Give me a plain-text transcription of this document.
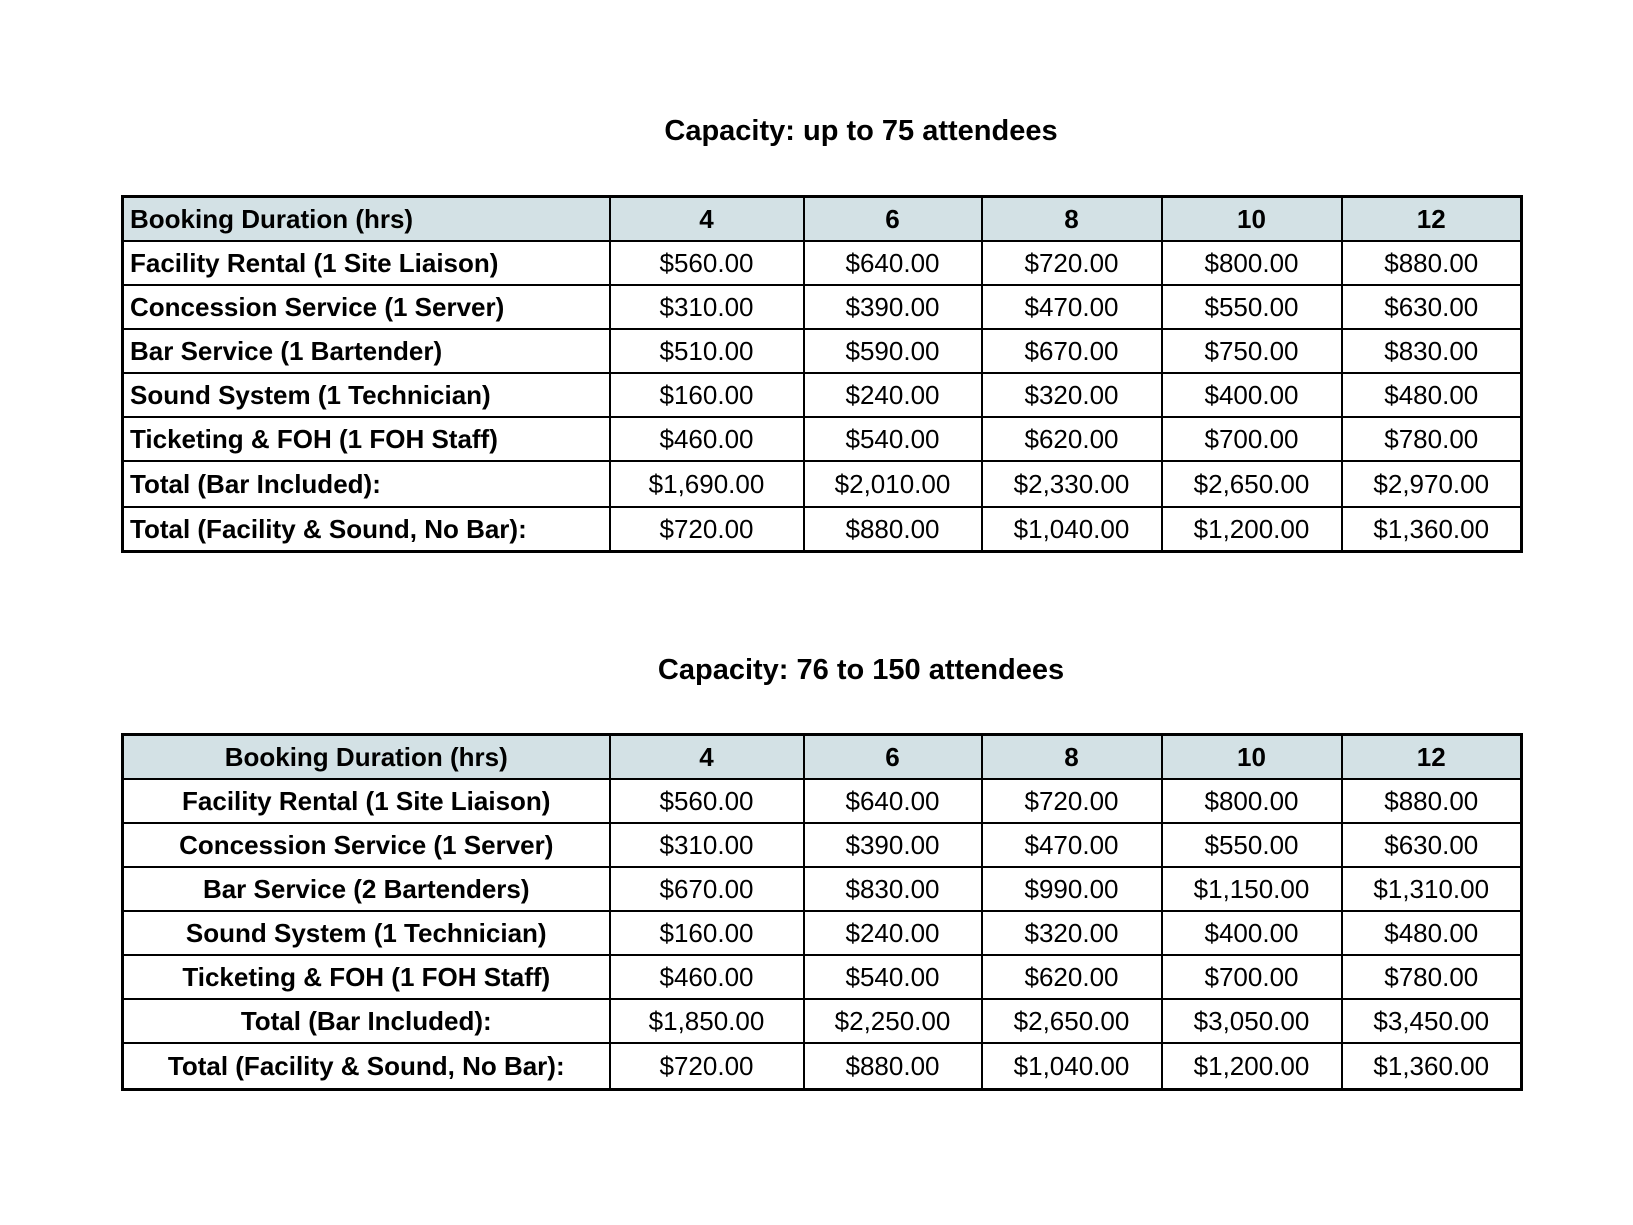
Capacity: up to 75 attendees
Booking Duration (hrs)	4	6	8	10	12
Facility Rental (1 Site Liaison)	$560.00	$640.00	$720.00	$800.00	$880.00
Concession Service (1 Server)	$310.00	$390.00	$470.00	$550.00	$630.00
Bar Service (1 Bartender)	$510.00	$590.00	$670.00	$750.00	$830.00
Sound System (1 Technician)	$160.00	$240.00	$320.00	$400.00	$480.00
Ticketing & FOH (1 FOH Staff)	$460.00	$540.00	$620.00	$700.00	$780.00
Total (Bar Included):	$1,690.00	$2,010.00	$2,330.00	$2,650.00	$2,970.00
Total (Facility & Sound, No Bar):	$720.00	$880.00	$1,040.00	$1,200.00	$1,360.00
Capacity: 76 to 150 attendees
Booking Duration (hrs)	4	6	8	10	12
Facility Rental (1 Site Liaison)	$560.00	$640.00	$720.00	$800.00	$880.00
Concession Service (1 Server)	$310.00	$390.00	$470.00	$550.00	$630.00
Bar Service (2 Bartenders)	$670.00	$830.00	$990.00	$1,150.00	$1,310.00
Sound System (1 Technician)	$160.00	$240.00	$320.00	$400.00	$480.00
Ticketing & FOH (1 FOH Staff)	$460.00	$540.00	$620.00	$700.00	$780.00
Total (Bar Included):	$1,850.00	$2,250.00	$2,650.00	$3,050.00	$3,450.00
Total (Facility & Sound, No Bar):	$720.00	$880.00	$1,040.00	$1,200.00	$1,360.00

———

» Stated exercise: Set out every line from the material that contains the string "Service".

» Answer to the exercise:
Concession Service (1 Server)	$310.00	$390.00	$470.00	$550.00	$630.00
Bar Service (1 Bartender)	$510.00	$590.00	$670.00	$750.00	$830.00
Concession Service (1 Server)	$310.00	$390.00	$470.00	$550.00	$630.00
Bar Service (2 Bartenders)	$670.00	$830.00	$990.00	$1,150.00	$1,310.00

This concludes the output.